▶ _本文_
* * *
失踪13年。息子の知らない親の顔
〜 斎藤工が長編映画監督に初挑戦〜
監督:齊藤工
原作:はしもとこうじ
配給:クロックワークス
公開:2/3(土)シネマート新宿にて公開 2/24(土)全国順次公開
公式サイト:http://blank13.com/
【ストーリー】
13年前に突然失踪した父(リリー・フランキー)が余命3カ月で見つかった。ギャンブルに溺れ借金を残して消えた父だが、コウジ(高橋一生)は優しかった父の記憶が忘れられず、入院先の病院を訪れる。再会を果たした二人の会話はまったく弾まず、もやもやした気持ちを抱えるコウジ。母(神野三鈴)と兄(斎藤工)は会いに行こうとせず、やがて父はこの世を去ってしまう。そして迎えた葬儀の日。数少ない参列者が語る父のエピソードに、家族の誰もが知らなかった父の姿が浮かび上がる。
* * *
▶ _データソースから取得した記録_
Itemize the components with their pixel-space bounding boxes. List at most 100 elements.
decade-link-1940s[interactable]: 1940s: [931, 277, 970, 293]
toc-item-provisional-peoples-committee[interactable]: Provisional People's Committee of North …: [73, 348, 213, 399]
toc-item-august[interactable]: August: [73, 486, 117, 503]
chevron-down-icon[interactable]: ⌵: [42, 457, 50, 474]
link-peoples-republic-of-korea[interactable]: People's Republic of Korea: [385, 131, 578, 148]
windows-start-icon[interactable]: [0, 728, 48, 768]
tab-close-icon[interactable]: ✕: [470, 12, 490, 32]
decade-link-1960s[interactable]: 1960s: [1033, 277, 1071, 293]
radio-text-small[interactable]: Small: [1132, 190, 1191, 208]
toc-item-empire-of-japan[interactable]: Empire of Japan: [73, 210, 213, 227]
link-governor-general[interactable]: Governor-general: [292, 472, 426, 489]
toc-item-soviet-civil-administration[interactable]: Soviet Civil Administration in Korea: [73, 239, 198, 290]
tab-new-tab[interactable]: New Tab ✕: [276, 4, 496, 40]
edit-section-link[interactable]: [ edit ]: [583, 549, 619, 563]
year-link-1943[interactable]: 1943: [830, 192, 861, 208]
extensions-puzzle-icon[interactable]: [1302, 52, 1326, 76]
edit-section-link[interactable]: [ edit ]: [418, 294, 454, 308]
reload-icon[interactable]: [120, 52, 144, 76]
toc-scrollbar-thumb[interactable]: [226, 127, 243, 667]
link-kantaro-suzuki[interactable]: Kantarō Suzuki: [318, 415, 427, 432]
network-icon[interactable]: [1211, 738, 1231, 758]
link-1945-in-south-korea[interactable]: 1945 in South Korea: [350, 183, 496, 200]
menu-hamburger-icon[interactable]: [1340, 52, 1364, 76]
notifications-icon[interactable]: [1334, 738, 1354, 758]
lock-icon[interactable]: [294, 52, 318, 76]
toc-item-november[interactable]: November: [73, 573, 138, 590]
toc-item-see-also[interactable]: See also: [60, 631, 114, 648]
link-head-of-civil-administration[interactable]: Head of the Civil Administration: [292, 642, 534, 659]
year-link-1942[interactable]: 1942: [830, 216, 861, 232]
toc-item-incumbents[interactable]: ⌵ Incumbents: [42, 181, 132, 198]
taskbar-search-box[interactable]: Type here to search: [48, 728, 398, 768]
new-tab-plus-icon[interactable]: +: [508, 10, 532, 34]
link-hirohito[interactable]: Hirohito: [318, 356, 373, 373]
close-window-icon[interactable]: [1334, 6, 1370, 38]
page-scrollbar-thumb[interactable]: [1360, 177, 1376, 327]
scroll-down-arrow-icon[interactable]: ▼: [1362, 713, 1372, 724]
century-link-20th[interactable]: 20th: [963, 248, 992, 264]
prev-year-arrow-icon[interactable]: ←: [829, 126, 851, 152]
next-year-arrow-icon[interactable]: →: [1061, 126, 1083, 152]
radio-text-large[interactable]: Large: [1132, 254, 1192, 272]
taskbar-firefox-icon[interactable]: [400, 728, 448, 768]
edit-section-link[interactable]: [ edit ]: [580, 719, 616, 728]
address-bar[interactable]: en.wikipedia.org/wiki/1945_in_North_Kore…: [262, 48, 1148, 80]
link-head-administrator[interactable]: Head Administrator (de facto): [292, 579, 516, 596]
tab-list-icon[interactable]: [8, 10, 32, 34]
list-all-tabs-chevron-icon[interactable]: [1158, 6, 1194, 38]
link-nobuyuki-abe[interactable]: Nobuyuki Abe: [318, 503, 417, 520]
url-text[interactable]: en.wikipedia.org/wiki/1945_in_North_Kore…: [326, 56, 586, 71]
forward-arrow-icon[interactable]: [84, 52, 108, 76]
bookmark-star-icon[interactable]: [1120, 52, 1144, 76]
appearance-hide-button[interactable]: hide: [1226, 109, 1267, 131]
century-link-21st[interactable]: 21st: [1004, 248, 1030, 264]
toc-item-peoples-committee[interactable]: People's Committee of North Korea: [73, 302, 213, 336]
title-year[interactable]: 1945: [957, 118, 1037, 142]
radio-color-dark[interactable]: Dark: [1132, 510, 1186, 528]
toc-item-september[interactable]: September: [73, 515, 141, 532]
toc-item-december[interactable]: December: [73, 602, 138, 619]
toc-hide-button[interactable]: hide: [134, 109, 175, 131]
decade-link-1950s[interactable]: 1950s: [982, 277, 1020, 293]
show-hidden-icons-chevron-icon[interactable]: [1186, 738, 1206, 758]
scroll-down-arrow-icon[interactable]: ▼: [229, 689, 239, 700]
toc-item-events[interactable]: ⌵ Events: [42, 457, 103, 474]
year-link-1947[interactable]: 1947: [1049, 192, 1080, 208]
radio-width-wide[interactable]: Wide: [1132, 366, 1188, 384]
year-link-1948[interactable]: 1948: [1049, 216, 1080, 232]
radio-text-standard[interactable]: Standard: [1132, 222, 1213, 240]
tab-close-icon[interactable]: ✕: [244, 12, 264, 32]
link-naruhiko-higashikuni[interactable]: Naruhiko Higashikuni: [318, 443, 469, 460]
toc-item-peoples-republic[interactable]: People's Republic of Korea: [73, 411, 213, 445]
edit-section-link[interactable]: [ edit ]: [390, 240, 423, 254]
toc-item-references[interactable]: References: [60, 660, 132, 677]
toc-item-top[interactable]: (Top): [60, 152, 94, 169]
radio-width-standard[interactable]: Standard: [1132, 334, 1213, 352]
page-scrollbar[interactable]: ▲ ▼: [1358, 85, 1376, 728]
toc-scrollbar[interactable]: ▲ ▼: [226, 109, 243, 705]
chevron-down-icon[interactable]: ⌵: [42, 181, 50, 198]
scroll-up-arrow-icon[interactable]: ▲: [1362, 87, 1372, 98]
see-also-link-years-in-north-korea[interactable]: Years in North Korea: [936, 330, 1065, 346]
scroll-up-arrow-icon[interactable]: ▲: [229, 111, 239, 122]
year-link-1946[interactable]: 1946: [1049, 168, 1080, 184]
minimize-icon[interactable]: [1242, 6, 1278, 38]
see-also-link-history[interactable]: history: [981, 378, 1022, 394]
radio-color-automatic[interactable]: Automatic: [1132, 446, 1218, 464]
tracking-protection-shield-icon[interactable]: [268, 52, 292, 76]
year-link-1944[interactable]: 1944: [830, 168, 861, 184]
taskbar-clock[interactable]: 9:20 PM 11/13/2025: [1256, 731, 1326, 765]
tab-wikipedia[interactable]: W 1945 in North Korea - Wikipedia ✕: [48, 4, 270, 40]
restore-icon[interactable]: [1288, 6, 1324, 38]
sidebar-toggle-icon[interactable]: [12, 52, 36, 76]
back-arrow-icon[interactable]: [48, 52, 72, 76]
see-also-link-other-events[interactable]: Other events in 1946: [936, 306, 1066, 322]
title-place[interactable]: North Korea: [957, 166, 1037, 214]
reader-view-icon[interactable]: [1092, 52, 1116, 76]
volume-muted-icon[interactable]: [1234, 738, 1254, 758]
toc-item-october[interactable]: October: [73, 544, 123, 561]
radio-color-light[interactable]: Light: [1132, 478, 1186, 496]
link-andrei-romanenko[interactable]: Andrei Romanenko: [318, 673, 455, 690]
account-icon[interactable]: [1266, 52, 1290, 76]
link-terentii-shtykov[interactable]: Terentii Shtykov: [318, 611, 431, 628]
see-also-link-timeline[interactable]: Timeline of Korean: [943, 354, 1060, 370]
* * *
▶ _作業内容_
1: 本文によると、コウジが父の入院先の病院を訪れるのはなぜか。1〜3文で説明せよ。
2: 本文の「失踪13年。息子の知らない親の顔」から「かった父の姿が浮かび上がる。」までを打ち直せ。「かった父の姿が浮かび上がる。」も含め、一字も変えないこと。

▶ _出力結果_
1: 父はギャンブルに溺れ、借金を残して消えた人物だ。それでもコウジは優しかった父の記憶を忘れられず、病院を訪れる。

2:
失踪13年。息子の知らない親の顔
〜 斎藤工が長編映画監督に初挑戦〜
監督:齊藤工
原作:はしもとこうじ
配給:クロックワークス
公開:2/3(土)シネマート新宿にて公開 2/24(土)全国順次公開
公式サイト:http://blank13.com/
【ストーリー】
13年前に突然失踪した父(リリー・フランキー)が余命3カ月で見つかった。ギャンブルに溺れ借金を残して消えた父だが、コウジ(高橋一生)は優しかった父の記憶が忘れられず、入院先の病院を訪れる。再会を果たした二人の会話はまったく弾まず、もやもやした気持ちを抱えるコウジ。母(神野三鈴)と兄(斎藤工)は会いに行こうとせず、やがて父はこの世を去ってしまう。そして迎えた葬儀の日。数少ない参列者が語る父のエピソードに、家族の誰もが知らなかった父の姿が浮かび上がる。